── DATA FOR PROCESSING ──

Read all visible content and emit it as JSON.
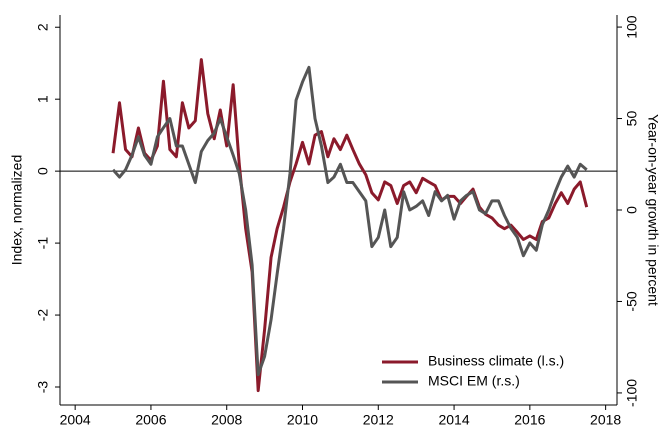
{
  "chart_data": {
    "type": "line",
    "ylabel": "Index, normalized",
    "y2label": "Year-on-year growth in percent",
    "xlim": [
      2003.6,
      2018.3
    ],
    "xticks": [
      2004,
      2006,
      2008,
      2010,
      2012,
      2014,
      2016,
      2018
    ],
    "ylim": [
      -3.25,
      2.17
    ],
    "yticks": [
      -3,
      -2,
      -1,
      0,
      1,
      2
    ],
    "y2lim": [
      -106.6,
      106.6
    ],
    "y2ticks": [
      -100,
      -50,
      0,
      50,
      100
    ],
    "hline": 0,
    "legend": "lower right",
    "x": [
      2005.0,
      2005.17,
      2005.33,
      2005.5,
      2005.67,
      2005.83,
      2006.0,
      2006.17,
      2006.33,
      2006.5,
      2006.67,
      2006.83,
      2007.0,
      2007.17,
      2007.33,
      2007.5,
      2007.67,
      2007.83,
      2008.0,
      2008.17,
      2008.33,
      2008.5,
      2008.67,
      2008.83,
      2009.0,
      2009.17,
      2009.33,
      2009.5,
      2009.67,
      2009.83,
      2010.0,
      2010.17,
      2010.33,
      2010.5,
      2010.67,
      2010.83,
      2011.0,
      2011.17,
      2011.33,
      2011.5,
      2011.67,
      2011.83,
      2012.0,
      2012.17,
      2012.33,
      2012.5,
      2012.67,
      2012.83,
      2013.0,
      2013.17,
      2013.33,
      2013.5,
      2013.67,
      2013.83,
      2014.0,
      2014.17,
      2014.33,
      2014.5,
      2014.67,
      2014.83,
      2015.0,
      2015.17,
      2015.33,
      2015.5,
      2015.67,
      2015.83,
      2016.0,
      2016.17,
      2016.33,
      2016.5,
      2016.67,
      2016.83,
      2017.0,
      2017.17,
      2017.33,
      2017.5
    ],
    "series": [
      {
        "name": "Business climate (l.s.)",
        "color": "#8b1a2b",
        "axis": "y",
        "values": [
          0.25,
          0.95,
          0.3,
          0.2,
          0.6,
          0.25,
          0.15,
          0.35,
          1.25,
          0.3,
          0.2,
          0.95,
          0.6,
          0.7,
          1.55,
          0.8,
          0.45,
          0.85,
          0.35,
          1.2,
          0.1,
          -0.8,
          -1.4,
          -3.05,
          -2.2,
          -1.2,
          -0.8,
          -0.5,
          -0.15,
          0.1,
          0.4,
          0.1,
          0.5,
          0.55,
          0.2,
          0.45,
          0.3,
          0.5,
          0.3,
          0.1,
          -0.05,
          -0.3,
          -0.4,
          -0.15,
          -0.2,
          -0.45,
          -0.2,
          -0.15,
          -0.3,
          -0.1,
          -0.15,
          -0.2,
          -0.4,
          -0.35,
          -0.35,
          -0.45,
          -0.35,
          -0.25,
          -0.5,
          -0.6,
          -0.65,
          -0.75,
          -0.8,
          -0.75,
          -0.85,
          -0.95,
          -0.9,
          -0.95,
          -0.7,
          -0.65,
          -0.45,
          -0.3,
          -0.45,
          -0.25,
          -0.15,
          -0.5
        ]
      },
      {
        "name": "MSCI EM (r.s.)",
        "color": "#555555",
        "axis": "y2",
        "values": [
          22,
          18,
          22,
          30,
          40,
          30,
          25,
          40,
          45,
          50,
          35,
          35,
          25,
          15,
          32,
          38,
          42,
          50,
          40,
          30,
          20,
          0,
          -30,
          -90,
          -80,
          -60,
          -35,
          -10,
          20,
          60,
          70,
          78,
          50,
          35,
          15,
          18,
          25,
          15,
          15,
          10,
          5,
          -20,
          -15,
          0,
          -20,
          -15,
          10,
          0,
          2,
          5,
          -3,
          10,
          5,
          8,
          -5,
          5,
          8,
          10,
          0,
          -2,
          5,
          5,
          -3,
          -10,
          -15,
          -25,
          -18,
          -22,
          -8,
          0,
          10,
          18,
          24,
          18,
          25,
          22
        ]
      }
    ]
  }
}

───

*DIRECTIVE*
Pick out the lines that contain "name" and copy them.

*RESULT FOR THIS TASK*
        "name": "Business climate (l.s.)",
        "name": "MSCI EM (r.s.)",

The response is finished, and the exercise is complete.